• _YOUR TASK_
Repeat all of the records verbatim.

• _RECORDS TO USE_
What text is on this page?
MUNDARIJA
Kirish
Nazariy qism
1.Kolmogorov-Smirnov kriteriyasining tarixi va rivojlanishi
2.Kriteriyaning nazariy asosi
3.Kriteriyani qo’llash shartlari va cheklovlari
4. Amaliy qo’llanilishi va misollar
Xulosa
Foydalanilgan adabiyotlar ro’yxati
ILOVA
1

• _OUTPUT FOR THIS TASK_
What text is on this page?
MUNDARIJA
Kirish
Nazariy qism
1.Kolmogorov-Smirnov kriteriyasining tarixi va rivojlanishi
2.Kriteriyaning nazariy asosi
3.Kriteriyani qo’llash shartlari va cheklovlari
4. Amaliy qo’llanilishi va misollar
Xulosa
Foydalanilgan adabiyotlar ro’yxati
ILOVA
1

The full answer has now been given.